═════ Task inputs ═════

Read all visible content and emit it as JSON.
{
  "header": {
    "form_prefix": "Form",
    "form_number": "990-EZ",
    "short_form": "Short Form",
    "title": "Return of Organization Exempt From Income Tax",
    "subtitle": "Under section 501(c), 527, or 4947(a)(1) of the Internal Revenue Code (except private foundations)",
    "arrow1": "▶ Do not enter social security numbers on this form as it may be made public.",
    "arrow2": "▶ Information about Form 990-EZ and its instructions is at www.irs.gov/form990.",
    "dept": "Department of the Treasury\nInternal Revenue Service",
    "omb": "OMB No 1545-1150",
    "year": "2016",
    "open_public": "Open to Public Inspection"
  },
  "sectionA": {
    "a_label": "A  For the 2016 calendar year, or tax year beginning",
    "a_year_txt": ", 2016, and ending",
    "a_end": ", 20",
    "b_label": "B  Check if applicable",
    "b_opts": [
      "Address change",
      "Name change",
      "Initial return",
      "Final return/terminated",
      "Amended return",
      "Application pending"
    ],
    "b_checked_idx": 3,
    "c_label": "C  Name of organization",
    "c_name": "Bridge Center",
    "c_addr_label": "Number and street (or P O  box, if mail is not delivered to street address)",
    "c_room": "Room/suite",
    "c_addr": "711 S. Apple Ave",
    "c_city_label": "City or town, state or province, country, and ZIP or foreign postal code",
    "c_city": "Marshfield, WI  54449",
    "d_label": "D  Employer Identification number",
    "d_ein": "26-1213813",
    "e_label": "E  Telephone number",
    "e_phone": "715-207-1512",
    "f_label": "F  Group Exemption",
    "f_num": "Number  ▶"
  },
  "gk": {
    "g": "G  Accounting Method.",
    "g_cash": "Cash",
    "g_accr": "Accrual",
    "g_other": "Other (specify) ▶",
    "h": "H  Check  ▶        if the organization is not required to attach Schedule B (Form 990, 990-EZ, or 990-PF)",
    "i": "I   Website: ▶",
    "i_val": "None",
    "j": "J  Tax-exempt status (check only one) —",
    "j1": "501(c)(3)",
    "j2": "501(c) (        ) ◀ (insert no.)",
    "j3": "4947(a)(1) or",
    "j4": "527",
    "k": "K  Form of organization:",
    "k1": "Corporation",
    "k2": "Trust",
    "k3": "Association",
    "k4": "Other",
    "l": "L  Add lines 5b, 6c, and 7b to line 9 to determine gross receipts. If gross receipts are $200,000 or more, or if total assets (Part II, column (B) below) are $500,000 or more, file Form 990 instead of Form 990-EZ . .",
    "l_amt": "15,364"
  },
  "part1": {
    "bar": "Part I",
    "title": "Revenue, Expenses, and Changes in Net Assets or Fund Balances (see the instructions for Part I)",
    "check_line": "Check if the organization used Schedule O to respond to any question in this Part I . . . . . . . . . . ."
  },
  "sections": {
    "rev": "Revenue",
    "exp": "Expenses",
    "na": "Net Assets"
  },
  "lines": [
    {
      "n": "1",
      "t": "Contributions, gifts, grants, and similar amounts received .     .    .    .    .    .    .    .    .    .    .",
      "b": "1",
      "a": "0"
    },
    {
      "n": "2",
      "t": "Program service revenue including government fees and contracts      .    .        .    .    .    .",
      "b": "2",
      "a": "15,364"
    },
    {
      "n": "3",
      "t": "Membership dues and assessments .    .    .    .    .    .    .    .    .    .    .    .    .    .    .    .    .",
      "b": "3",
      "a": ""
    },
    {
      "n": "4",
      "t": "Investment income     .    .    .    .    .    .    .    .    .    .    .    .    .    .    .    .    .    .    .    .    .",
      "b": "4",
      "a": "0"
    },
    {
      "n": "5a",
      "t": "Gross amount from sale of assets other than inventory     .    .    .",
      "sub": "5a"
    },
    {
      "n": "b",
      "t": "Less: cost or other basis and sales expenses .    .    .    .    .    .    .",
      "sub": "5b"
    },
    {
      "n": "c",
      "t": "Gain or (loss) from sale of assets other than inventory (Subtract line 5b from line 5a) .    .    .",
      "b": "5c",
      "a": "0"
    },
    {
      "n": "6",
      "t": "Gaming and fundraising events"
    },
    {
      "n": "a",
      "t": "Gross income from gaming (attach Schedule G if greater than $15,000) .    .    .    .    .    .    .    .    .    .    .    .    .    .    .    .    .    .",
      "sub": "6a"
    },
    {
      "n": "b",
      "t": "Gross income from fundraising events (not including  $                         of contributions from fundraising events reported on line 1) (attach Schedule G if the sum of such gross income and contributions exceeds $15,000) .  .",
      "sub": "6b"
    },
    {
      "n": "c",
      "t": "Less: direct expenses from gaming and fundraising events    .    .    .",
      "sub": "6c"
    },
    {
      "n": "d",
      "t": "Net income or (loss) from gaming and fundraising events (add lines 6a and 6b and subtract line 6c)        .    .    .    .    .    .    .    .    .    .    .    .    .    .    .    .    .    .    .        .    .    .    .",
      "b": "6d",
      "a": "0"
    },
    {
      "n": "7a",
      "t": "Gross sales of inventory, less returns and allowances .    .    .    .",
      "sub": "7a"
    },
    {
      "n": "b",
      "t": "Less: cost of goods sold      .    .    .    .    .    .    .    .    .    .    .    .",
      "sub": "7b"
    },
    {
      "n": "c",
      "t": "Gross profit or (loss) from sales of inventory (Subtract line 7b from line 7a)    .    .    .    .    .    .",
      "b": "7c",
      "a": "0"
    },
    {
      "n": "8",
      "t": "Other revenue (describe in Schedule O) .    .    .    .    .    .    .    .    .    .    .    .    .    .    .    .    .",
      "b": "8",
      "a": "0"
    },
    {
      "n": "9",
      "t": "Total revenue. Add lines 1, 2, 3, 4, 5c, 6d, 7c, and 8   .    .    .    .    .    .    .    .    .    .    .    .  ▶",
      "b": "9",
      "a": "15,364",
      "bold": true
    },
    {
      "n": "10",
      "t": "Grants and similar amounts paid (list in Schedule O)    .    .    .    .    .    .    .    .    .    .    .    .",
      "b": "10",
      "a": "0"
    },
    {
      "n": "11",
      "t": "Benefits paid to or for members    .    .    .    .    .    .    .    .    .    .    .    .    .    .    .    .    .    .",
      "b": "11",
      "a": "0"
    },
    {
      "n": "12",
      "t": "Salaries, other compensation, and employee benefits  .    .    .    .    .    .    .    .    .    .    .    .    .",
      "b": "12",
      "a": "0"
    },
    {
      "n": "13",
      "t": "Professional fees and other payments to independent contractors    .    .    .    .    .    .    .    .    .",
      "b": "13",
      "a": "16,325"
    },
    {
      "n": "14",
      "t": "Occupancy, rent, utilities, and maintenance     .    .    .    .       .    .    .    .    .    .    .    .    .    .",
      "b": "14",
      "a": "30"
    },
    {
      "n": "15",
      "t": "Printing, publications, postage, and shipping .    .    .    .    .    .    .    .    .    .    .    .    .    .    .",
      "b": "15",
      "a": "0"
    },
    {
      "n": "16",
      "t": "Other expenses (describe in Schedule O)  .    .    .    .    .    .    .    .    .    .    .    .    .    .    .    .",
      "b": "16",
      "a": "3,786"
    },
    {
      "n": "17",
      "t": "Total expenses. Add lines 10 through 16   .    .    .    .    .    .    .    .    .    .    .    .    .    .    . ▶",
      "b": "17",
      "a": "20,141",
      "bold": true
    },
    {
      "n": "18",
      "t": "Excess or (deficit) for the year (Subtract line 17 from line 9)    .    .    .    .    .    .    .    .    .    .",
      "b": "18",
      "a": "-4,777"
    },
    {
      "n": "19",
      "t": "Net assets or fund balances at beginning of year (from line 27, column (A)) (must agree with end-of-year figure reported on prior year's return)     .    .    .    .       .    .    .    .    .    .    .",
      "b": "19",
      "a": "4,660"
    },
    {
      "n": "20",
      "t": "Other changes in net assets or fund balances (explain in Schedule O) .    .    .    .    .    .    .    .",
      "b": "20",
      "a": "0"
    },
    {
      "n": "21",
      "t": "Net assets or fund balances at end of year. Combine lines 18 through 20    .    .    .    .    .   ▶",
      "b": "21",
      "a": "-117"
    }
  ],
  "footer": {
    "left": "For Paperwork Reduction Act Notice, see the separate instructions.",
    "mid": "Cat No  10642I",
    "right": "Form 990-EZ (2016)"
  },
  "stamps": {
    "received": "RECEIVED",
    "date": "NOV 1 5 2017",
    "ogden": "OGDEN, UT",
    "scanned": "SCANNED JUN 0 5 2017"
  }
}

═════

Short problem - Every line of the listing that holds "paid" should be found and copied.

Full output -
      "t": "Grants and similar amounts paid (list in Schedule O)    .    .    .    .    .    .    .    .    .    .    .    .",
      "t": "Benefits paid to or for members    .    .    .    .    .    .    .    .    .    .    .    .    .    .    .    .    .    .",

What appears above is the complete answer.